In this exercise, reproduce all the entries that follow exactly.

# Listed records start

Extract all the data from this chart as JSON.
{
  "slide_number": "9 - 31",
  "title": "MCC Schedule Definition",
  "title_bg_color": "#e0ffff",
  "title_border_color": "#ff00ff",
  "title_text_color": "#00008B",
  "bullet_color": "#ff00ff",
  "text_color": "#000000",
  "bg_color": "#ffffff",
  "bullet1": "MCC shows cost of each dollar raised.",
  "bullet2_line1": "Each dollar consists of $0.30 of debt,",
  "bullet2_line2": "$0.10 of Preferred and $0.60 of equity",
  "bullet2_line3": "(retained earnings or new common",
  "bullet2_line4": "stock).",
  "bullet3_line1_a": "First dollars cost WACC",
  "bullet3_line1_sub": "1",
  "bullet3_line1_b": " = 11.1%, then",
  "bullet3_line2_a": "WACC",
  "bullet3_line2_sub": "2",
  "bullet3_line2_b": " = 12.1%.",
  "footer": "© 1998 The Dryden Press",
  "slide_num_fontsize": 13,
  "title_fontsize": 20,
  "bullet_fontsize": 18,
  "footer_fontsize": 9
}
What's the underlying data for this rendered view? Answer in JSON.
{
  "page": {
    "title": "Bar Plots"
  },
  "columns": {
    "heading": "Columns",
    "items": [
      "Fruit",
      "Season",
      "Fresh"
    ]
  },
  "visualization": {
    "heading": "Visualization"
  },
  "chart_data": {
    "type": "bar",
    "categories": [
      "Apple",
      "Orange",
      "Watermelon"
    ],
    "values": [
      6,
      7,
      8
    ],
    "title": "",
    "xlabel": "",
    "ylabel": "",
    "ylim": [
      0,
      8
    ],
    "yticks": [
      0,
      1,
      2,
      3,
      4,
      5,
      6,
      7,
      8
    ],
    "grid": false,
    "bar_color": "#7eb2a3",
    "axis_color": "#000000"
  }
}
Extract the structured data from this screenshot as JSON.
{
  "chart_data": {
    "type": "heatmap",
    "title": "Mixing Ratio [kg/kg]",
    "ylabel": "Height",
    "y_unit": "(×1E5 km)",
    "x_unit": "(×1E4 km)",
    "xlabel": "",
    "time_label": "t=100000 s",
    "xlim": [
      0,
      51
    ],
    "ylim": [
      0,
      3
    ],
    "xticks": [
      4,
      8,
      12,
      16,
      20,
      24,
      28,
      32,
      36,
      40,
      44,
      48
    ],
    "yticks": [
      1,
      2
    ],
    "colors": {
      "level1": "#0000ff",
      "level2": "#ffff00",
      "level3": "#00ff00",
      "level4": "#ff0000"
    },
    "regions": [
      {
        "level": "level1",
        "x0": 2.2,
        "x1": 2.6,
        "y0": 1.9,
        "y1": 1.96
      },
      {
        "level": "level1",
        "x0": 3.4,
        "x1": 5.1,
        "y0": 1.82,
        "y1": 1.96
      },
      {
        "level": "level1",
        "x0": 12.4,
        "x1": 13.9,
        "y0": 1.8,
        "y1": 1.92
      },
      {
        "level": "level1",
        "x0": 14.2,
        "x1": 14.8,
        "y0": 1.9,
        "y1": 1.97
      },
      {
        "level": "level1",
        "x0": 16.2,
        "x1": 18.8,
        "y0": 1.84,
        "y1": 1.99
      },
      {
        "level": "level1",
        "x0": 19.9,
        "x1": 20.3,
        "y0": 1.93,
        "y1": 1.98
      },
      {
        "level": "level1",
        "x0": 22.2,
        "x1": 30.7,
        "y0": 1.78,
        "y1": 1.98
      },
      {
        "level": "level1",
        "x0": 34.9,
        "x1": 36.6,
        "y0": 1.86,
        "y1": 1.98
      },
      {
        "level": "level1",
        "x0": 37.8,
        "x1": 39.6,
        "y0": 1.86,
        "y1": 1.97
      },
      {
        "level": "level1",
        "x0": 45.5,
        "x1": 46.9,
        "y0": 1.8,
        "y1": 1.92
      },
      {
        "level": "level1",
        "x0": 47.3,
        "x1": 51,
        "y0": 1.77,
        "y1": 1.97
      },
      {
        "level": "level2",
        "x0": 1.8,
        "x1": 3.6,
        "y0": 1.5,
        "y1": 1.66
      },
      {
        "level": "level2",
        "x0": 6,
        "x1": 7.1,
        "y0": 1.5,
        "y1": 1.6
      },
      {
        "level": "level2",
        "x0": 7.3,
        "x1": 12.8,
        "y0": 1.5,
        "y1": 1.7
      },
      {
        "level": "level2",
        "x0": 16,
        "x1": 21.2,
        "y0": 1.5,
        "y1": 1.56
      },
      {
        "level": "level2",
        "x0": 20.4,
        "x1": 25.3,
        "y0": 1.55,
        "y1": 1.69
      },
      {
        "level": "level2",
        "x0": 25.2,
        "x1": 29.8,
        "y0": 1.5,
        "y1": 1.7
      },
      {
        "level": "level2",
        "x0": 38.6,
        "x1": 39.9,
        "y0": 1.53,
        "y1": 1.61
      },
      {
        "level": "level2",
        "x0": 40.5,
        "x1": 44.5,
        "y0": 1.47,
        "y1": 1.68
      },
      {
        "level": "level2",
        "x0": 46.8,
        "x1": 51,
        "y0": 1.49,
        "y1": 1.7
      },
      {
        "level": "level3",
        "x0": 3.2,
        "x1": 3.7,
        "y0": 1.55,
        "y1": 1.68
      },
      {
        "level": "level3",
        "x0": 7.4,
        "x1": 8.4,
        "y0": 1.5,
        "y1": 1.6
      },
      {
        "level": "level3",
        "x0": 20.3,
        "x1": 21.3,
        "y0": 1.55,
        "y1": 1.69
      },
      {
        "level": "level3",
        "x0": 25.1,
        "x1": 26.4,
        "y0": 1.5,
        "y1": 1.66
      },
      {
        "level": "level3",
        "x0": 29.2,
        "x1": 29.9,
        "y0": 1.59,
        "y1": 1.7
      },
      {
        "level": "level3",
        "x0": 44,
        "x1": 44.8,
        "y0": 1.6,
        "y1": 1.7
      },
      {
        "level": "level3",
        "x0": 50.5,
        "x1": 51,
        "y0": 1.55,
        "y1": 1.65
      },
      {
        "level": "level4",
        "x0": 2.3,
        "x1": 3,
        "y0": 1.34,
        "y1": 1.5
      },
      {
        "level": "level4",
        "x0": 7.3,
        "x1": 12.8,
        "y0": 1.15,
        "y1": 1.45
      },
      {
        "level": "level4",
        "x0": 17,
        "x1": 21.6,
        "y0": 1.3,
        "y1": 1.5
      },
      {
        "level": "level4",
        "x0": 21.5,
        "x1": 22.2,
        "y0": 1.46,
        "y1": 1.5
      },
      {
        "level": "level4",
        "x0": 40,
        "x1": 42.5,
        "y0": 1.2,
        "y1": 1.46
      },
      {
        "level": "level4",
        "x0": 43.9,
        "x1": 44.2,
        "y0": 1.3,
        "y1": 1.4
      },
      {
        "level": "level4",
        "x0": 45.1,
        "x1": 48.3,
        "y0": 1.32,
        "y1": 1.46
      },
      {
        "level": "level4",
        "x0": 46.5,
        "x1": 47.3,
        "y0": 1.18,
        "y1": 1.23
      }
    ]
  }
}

# Listed records end

▶ _Final result_
Extract all the data from this chart as JSON.
{
  "slide_number": "9 - 31",
  "title": "MCC Schedule Definition",
  "title_bg_color": "#e0ffff",
  "title_border_color": "#ff00ff",
  "title_text_color": "#00008B",
  "bullet_color": "#ff00ff",
  "text_color": "#000000",
  "bg_color": "#ffffff",
  "bullet1": "MCC shows cost of each dollar raised.",
  "bullet2_line1": "Each dollar consists of $0.30 of debt,",
  "bullet2_line2": "$0.10 of Preferred and $0.60 of equity",
  "bullet2_line3": "(retained earnings or new common",
  "bullet2_line4": "stock).",
  "bullet3_line1_a": "First dollars cost WACC",
  "bullet3_line1_sub": "1",
  "bullet3_line1_b": " = 11.1%, then",
  "bullet3_line2_a": "WACC",
  "bullet3_line2_sub": "2",
  "bullet3_line2_b": " = 12.1%.",
  "footer": "© 1998 The Dryden Press",
  "slide_num_fontsize": 13,
  "title_fontsize": 20,
  "bullet_fontsize": 18,
  "footer_fontsize": 9
}
What's the underlying data for this rendered view? Answer in JSON.
{
  "page": {
    "title": "Bar Plots"
  },
  "columns": {
    "heading": "Columns",
    "items": [
      "Fruit",
      "Season",
      "Fresh"
    ]
  },
  "visualization": {
    "heading": "Visualization"
  },
  "chart_data": {
    "type": "bar",
    "categories": [
      "Apple",
      "Orange",
      "Watermelon"
    ],
    "values": [
      6,
      7,
      8
    ],
    "title": "",
    "xlabel": "",
    "ylabel": "",
    "ylim": [
      0,
      8
    ],
    "yticks": [
      0,
      1,
      2,
      3,
      4,
      5,
      6,
      7,
      8
    ],
    "grid": false,
    "bar_color": "#7eb2a3",
    "axis_color": "#000000"
  }
}
Extract the structured data from this screenshot as JSON.
{
  "chart_data": {
    "type": "heatmap",
    "title": "Mixing Ratio [kg/kg]",
    "ylabel": "Height",
    "y_unit": "(×1E5 km)",
    "x_unit": "(×1E4 km)",
    "xlabel": "",
    "time_label": "t=100000 s",
    "xlim": [
      0,
      51
    ],
    "ylim": [
      0,
      3
    ],
    "xticks": [
      4,
      8,
      12,
      16,
      20,
      24,
      28,
      32,
      36,
      40,
      44,
      48
    ],
    "yticks": [
      1,
      2
    ],
    "colors": {
      "level1": "#0000ff",
      "level2": "#ffff00",
      "level3": "#00ff00",
      "level4": "#ff0000"
    },
    "regions": [
      {
        "level": "level1",
        "x0": 2.2,
        "x1": 2.6,
        "y0": 1.9,
        "y1": 1.96
      },
      {
        "level": "level1",
        "x0": 3.4,
        "x1": 5.1,
        "y0": 1.82,
        "y1": 1.96
      },
      {
        "level": "level1",
        "x0": 12.4,
        "x1": 13.9,
        "y0": 1.8,
        "y1": 1.92
      },
      {
        "level": "level1",
        "x0": 14.2,
        "x1": 14.8,
        "y0": 1.9,
        "y1": 1.97
      },
      {
        "level": "level1",
        "x0": 16.2,
        "x1": 18.8,
        "y0": 1.84,
        "y1": 1.99
      },
      {
        "level": "level1",
        "x0": 19.9,
        "x1": 20.3,
        "y0": 1.93,
        "y1": 1.98
      },
      {
        "level": "level1",
        "x0": 22.2,
        "x1": 30.7,
        "y0": 1.78,
        "y1": 1.98
      },
      {
        "level": "level1",
        "x0": 34.9,
        "x1": 36.6,
        "y0": 1.86,
        "y1": 1.98
      },
      {
        "level": "level1",
        "x0": 37.8,
        "x1": 39.6,
        "y0": 1.86,
        "y1": 1.97
      },
      {
        "level": "level1",
        "x0": 45.5,
        "x1": 46.9,
        "y0": 1.8,
        "y1": 1.92
      },
      {
        "level": "level1",
        "x0": 47.3,
        "x1": 51,
        "y0": 1.77,
        "y1": 1.97
      },
      {
        "level": "level2",
        "x0": 1.8,
        "x1": 3.6,
        "y0": 1.5,
        "y1": 1.66
      },
      {
        "level": "level2",
        "x0": 6,
        "x1": 7.1,
        "y0": 1.5,
        "y1": 1.6
      },
      {
        "level": "level2",
        "x0": 7.3,
        "x1": 12.8,
        "y0": 1.5,
        "y1": 1.7
      },
      {
        "level": "level2",
        "x0": 16,
        "x1": 21.2,
        "y0": 1.5,
        "y1": 1.56
      },
      {
        "level": "level2",
        "x0": 20.4,
        "x1": 25.3,
        "y0": 1.55,
        "y1": 1.69
      },
      {
        "level": "level2",
        "x0": 25.2,
        "x1": 29.8,
        "y0": 1.5,
        "y1": 1.7
      },
      {
        "level": "level2",
        "x0": 38.6,
        "x1": 39.9,
        "y0": 1.53,
        "y1": 1.61
      },
      {
        "level": "level2",
        "x0": 40.5,
        "x1": 44.5,
        "y0": 1.47,
        "y1": 1.68
      },
      {
        "level": "level2",
        "x0": 46.8,
        "x1": 51,
        "y0": 1.49,
        "y1": 1.7
      },
      {
        "level": "level3",
        "x0": 3.2,
        "x1": 3.7,
        "y0": 1.55,
        "y1": 1.68
      },
      {
        "level": "level3",
        "x0": 7.4,
        "x1": 8.4,
        "y0": 1.5,
        "y1": 1.6
      },
      {
        "level": "level3",
        "x0": 20.3,
        "x1": 21.3,
        "y0": 1.55,
        "y1": 1.69
      },
      {
        "level": "level3",
        "x0": 25.1,
        "x1": 26.4,
        "y0": 1.5,
        "y1": 1.66
      },
      {
        "level": "level3",
        "x0": 29.2,
        "x1": 29.9,
        "y0": 1.59,
        "y1": 1.7
      },
      {
        "level": "level3",
        "x0": 44,
        "x1": 44.8,
        "y0": 1.6,
        "y1": 1.7
      },
      {
        "level": "level3",
        "x0": 50.5,
        "x1": 51,
        "y0": 1.55,
        "y1": 1.65
      },
      {
        "level": "level4",
        "x0": 2.3,
        "x1": 3,
        "y0": 1.34,
        "y1": 1.5
      },
      {
        "level": "level4",
        "x0": 7.3,
        "x1": 12.8,
        "y0": 1.15,
        "y1": 1.45
      },
      {
        "level": "level4",
        "x0": 17,
        "x1": 21.6,
        "y0": 1.3,
        "y1": 1.5
      },
      {
        "level": "level4",
        "x0": 21.5,
        "x1": 22.2,
        "y0": 1.46,
        "y1": 1.5
      },
      {
        "level": "level4",
        "x0": 40,
        "x1": 42.5,
        "y0": 1.2,
        "y1": 1.46
      },
      {
        "level": "level4",
        "x0": 43.9,
        "x1": 44.2,
        "y0": 1.3,
        "y1": 1.4
      },
      {
        "level": "level4",
        "x0": 45.1,
        "x1": 48.3,
        "y0": 1.32,
        "y1": 1.46
      },
      {
        "level": "level4",
        "x0": 46.5,
        "x1": 47.3,
        "y0": 1.18,
        "y1": 1.23
      }
    ]
  }
}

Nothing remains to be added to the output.